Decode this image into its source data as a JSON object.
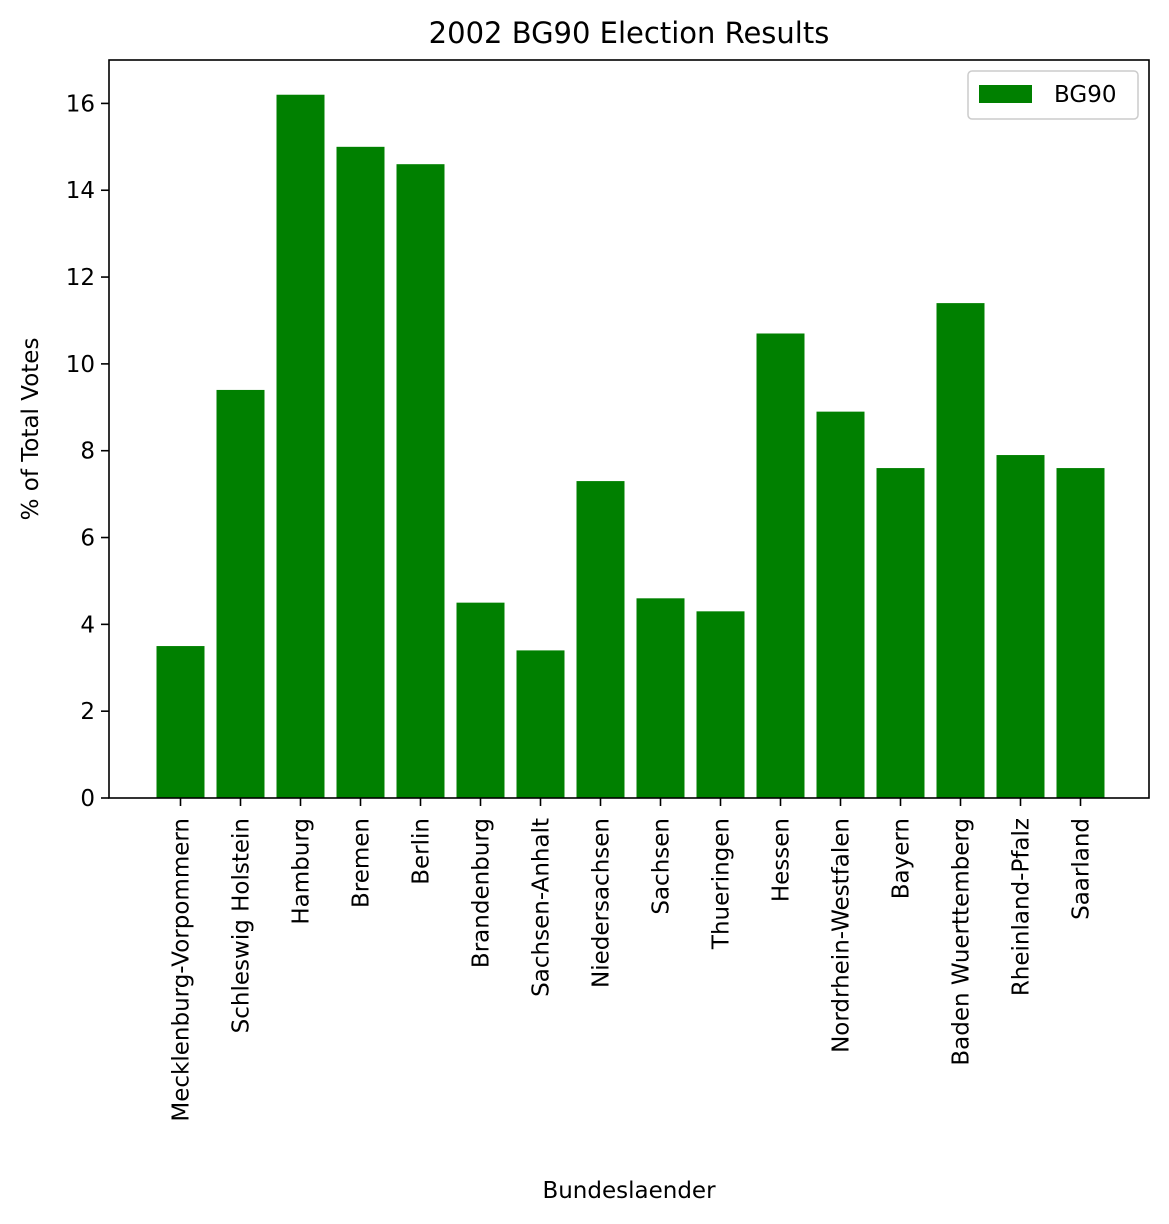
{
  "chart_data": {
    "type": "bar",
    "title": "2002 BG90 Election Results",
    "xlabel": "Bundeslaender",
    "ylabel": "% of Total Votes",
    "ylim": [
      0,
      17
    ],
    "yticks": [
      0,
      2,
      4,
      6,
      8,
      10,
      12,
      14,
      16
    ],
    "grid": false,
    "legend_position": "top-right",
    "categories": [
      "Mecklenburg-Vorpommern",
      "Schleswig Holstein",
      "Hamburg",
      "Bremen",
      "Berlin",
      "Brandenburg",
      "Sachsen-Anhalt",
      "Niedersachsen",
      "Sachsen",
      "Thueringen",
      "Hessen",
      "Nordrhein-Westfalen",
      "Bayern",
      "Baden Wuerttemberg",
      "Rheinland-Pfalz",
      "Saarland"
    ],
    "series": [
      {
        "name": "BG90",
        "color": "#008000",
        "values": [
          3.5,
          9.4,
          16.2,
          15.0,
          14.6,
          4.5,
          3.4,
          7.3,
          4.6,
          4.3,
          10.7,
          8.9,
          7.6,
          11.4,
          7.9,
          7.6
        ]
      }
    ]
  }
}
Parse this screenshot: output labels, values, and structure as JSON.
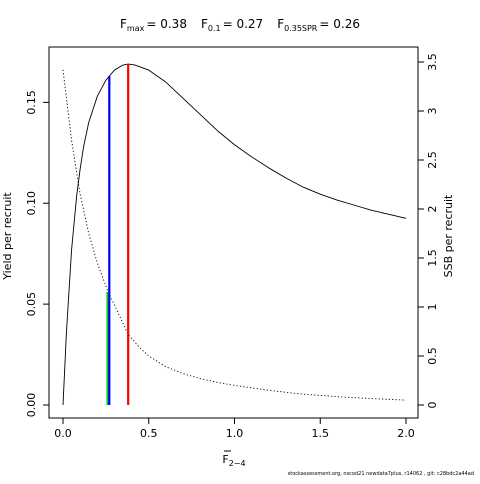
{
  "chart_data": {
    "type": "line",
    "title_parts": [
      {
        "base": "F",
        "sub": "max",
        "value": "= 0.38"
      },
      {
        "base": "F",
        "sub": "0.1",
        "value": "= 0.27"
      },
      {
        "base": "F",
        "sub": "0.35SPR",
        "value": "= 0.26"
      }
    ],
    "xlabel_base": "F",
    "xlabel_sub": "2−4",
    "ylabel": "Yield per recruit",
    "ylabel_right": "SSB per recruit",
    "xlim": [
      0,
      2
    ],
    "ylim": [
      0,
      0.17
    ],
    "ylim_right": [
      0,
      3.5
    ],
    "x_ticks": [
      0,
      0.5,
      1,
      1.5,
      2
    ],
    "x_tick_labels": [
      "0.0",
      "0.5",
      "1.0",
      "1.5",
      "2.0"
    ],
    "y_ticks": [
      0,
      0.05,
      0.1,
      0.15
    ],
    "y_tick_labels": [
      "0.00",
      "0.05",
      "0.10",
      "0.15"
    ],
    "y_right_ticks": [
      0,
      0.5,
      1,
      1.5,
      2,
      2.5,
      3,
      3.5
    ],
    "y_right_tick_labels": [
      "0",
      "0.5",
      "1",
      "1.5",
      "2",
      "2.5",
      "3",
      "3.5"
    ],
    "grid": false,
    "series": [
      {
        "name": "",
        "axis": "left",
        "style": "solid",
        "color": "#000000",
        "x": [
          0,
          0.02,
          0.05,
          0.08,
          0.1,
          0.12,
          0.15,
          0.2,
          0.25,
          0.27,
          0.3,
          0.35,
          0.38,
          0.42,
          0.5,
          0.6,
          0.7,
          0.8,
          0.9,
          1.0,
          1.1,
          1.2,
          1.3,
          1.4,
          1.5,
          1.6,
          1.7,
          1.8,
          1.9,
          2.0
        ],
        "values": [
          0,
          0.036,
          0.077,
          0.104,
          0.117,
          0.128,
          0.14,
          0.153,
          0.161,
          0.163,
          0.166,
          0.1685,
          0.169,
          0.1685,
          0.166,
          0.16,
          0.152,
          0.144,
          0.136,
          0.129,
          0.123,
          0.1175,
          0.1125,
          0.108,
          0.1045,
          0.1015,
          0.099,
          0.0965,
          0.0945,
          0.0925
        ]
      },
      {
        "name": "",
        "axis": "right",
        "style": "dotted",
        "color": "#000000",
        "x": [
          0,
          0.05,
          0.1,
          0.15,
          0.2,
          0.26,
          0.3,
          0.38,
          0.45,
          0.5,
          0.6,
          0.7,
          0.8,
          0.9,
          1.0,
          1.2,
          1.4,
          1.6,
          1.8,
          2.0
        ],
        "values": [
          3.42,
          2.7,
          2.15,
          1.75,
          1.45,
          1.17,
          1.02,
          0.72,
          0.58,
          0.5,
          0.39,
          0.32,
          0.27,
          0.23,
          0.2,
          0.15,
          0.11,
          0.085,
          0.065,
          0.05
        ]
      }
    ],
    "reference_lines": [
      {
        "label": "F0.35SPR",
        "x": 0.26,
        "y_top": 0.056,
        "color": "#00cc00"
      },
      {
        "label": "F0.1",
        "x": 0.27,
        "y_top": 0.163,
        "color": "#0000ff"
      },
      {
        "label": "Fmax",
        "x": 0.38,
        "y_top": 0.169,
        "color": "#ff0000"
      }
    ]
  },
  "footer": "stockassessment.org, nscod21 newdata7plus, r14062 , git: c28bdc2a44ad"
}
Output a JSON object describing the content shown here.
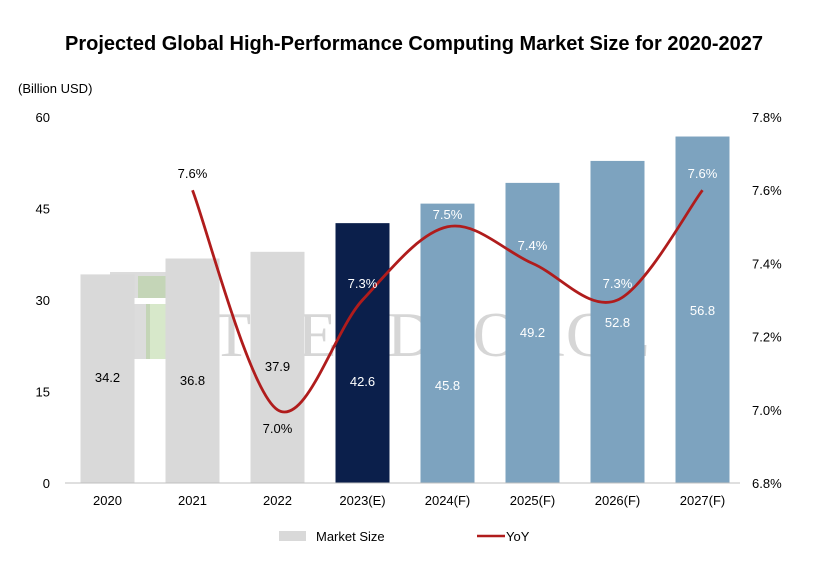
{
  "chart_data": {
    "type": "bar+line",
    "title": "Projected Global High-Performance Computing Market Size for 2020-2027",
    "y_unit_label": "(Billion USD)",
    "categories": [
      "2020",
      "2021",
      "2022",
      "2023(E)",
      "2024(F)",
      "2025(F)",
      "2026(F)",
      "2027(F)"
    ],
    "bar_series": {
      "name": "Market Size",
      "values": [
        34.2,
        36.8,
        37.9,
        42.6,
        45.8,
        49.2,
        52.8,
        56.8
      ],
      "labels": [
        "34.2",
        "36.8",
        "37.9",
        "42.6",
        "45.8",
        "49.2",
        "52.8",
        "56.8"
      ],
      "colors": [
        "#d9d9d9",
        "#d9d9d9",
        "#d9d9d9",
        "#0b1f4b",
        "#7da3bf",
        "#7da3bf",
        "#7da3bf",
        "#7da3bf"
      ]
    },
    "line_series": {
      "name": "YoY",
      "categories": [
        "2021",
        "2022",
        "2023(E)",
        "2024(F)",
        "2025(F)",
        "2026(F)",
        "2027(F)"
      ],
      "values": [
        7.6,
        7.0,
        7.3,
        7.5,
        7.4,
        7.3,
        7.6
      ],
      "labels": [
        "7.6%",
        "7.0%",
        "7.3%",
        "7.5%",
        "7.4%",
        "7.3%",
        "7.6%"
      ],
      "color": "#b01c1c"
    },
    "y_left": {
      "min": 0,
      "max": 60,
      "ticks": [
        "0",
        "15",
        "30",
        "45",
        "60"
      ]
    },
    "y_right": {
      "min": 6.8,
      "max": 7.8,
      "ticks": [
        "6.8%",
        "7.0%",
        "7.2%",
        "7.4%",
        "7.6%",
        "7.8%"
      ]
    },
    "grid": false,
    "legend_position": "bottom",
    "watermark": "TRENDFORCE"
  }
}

+++

Replicate the material above verbatim; images stay out of the copy.

Decode this image into its source data as a JSON object.
{
  "chart_data": {
    "type": "bar",
    "title": "2002 BG90 Election Results",
    "xlabel": "Bundeslaender",
    "ylabel": "% of Total Votes",
    "ylim": [
      0,
      17
    ],
    "yticks": [
      0,
      2,
      4,
      6,
      8,
      10,
      12,
      14,
      16
    ],
    "grid": false,
    "legend_position": "top-right",
    "categories": [
      "Mecklenburg-Vorpommern",
      "Schleswig Holstein",
      "Hamburg",
      "Bremen",
      "Berlin",
      "Brandenburg",
      "Sachsen-Anhalt",
      "Niedersachsen",
      "Sachsen",
      "Thueringen",
      "Hessen",
      "Nordrhein-Westfalen",
      "Bayern",
      "Baden Wuerttemberg",
      "Rheinland-Pfalz",
      "Saarland"
    ],
    "series": [
      {
        "name": "BG90",
        "color": "#008000",
        "values": [
          3.5,
          9.4,
          16.2,
          15.0,
          14.6,
          4.5,
          3.4,
          7.3,
          4.6,
          4.3,
          10.7,
          8.9,
          7.6,
          11.4,
          7.9,
          7.6
        ]
      }
    ]
  }
}
Parse this screenshot: output labels, values, and structure as JSON.
{
  "chart_data": {
    "type": "line",
    "title_parts": [
      {
        "base": "F",
        "sub": "max",
        "value": "= 0.38"
      },
      {
        "base": "F",
        "sub": "0.1",
        "value": "= 0.27"
      },
      {
        "base": "F",
        "sub": "0.35SPR",
        "value": "= 0.26"
      }
    ],
    "xlabel_base": "F",
    "xlabel_sub": "2−4",
    "ylabel": "Yield per recruit",
    "ylabel_right": "SSB per recruit",
    "xlim": [
      0,
      2
    ],
    "ylim": [
      0,
      0.17
    ],
    "ylim_right": [
      0,
      3.5
    ],
    "x_ticks": [
      0,
      0.5,
      1,
      1.5,
      2
    ],
    "x_tick_labels": [
      "0.0",
      "0.5",
      "1.0",
      "1.5",
      "2.0"
    ],
    "y_ticks": [
      0,
      0.05,
      0.1,
      0.15
    ],
    "y_tick_labels": [
      "0.00",
      "0.05",
      "0.10",
      "0.15"
    ],
    "y_right_ticks": [
      0,
      0.5,
      1,
      1.5,
      2,
      2.5,
      3,
      3.5
    ],
    "y_right_tick_labels": [
      "0",
      "0.5",
      "1",
      "1.5",
      "2",
      "2.5",
      "3",
      "3.5"
    ],
    "grid": false,
    "series": [
      {
        "name": "",
        "axis": "left",
        "style": "solid",
        "color": "#000000",
        "x": [
          0,
          0.02,
          0.05,
          0.08,
          0.1,
          0.12,
          0.15,
          0.2,
          0.25,
          0.27,
          0.3,
          0.35,
          0.38,
          0.42,
          0.5,
          0.6,
          0.7,
          0.8,
          0.9,
          1.0,
          1.1,
          1.2,
          1.3,
          1.4,
          1.5,
          1.6,
          1.7,
          1.8,
          1.9,
          2.0
        ],
        "values": [
          0,
          0.036,
          0.077,
          0.104,
          0.117,
          0.128,
          0.14,
          0.153,
          0.161,
          0.163,
          0.166,
          0.1685,
          0.169,
          0.1685,
          0.166,
          0.16,
          0.152,
          0.144,
          0.136,
          0.129,
          0.123,
          0.1175,
          0.1125,
          0.108,
          0.1045,
          0.1015,
          0.099,
          0.0965,
          0.0945,
          0.0925
        ]
      },
      {
        "name": "",
        "axis": "right",
        "style": "dotted",
        "color": "#000000",
        "x": [
          0,
          0.05,
          0.1,
          0.15,
          0.2,
          0.26,
          0.3,
          0.38,
          0.45,
          0.5,
          0.6,
          0.7,
          0.8,
          0.9,
          1.0,
          1.2,
          1.4,
          1.6,
          1.8,
          2.0
        ],
        "values": [
          3.42,
          2.7,
          2.15,
          1.75,
          1.45,
          1.17,
          1.02,
          0.72,
          0.58,
          0.5,
          0.39,
          0.32,
          0.27,
          0.23,
          0.2,
          0.15,
          0.11,
          0.085,
          0.065,
          0.05
        ]
      }
    ],
    "reference_lines": [
      {
        "label": "F0.35SPR",
        "x": 0.26,
        "y_top": 0.056,
        "color": "#00cc00"
      },
      {
        "label": "F0.1",
        "x": 0.27,
        "y_top": 0.163,
        "color": "#0000ff"
      },
      {
        "label": "Fmax",
        "x": 0.38,
        "y_top": 0.169,
        "color": "#ff0000"
      }
    ]
  },
  "footer": "stockassessment.org, nscod21 newdata7plus, r14062 , git: c28bdc2a44ad"
}
Output a JSON object describing the content shown here.
{
  "chart_data": {
    "type": "bar+line",
    "title": "Projected Global High-Performance Computing Market Size for 2020-2027",
    "y_unit_label": "(Billion USD)",
    "categories": [
      "2020",
      "2021",
      "2022",
      "2023(E)",
      "2024(F)",
      "2025(F)",
      "2026(F)",
      "2027(F)"
    ],
    "bar_series": {
      "name": "Market Size",
      "values": [
        34.2,
        36.8,
        37.9,
        42.6,
        45.8,
        49.2,
        52.8,
        56.8
      ],
      "labels": [
        "34.2",
        "36.8",
        "37.9",
        "42.6",
        "45.8",
        "49.2",
        "52.8",
        "56.8"
      ],
      "colors": [
        "#d9d9d9",
        "#d9d9d9",
        "#d9d9d9",
        "#0b1f4b",
        "#7da3bf",
        "#7da3bf",
        "#7da3bf",
        "#7da3bf"
      ]
    },
    "line_series": {
      "name": "YoY",
      "categories": [
        "2021",
        "2022",
        "2023(E)",
        "2024(F)",
        "2025(F)",
        "2026(F)",
        "2027(F)"
      ],
      "values": [
        7.6,
        7.0,
        7.3,
        7.5,
        7.4,
        7.3,
        7.6
      ],
      "labels": [
        "7.6%",
        "7.0%",
        "7.3%",
        "7.5%",
        "7.4%",
        "7.3%",
        "7.6%"
      ],
      "color": "#b01c1c"
    },
    "y_left": {
      "min": 0,
      "max": 60,
      "ticks": [
        "0",
        "15",
        "30",
        "45",
        "60"
      ]
    },
    "y_right": {
      "min": 6.8,
      "max": 7.8,
      "ticks": [
        "6.8%",
        "7.0%",
        "7.2%",
        "7.4%",
        "7.6%",
        "7.8%"
      ]
    },
    "grid": false,
    "legend_position": "bottom",
    "watermark": "TRENDFORCE"
  }
}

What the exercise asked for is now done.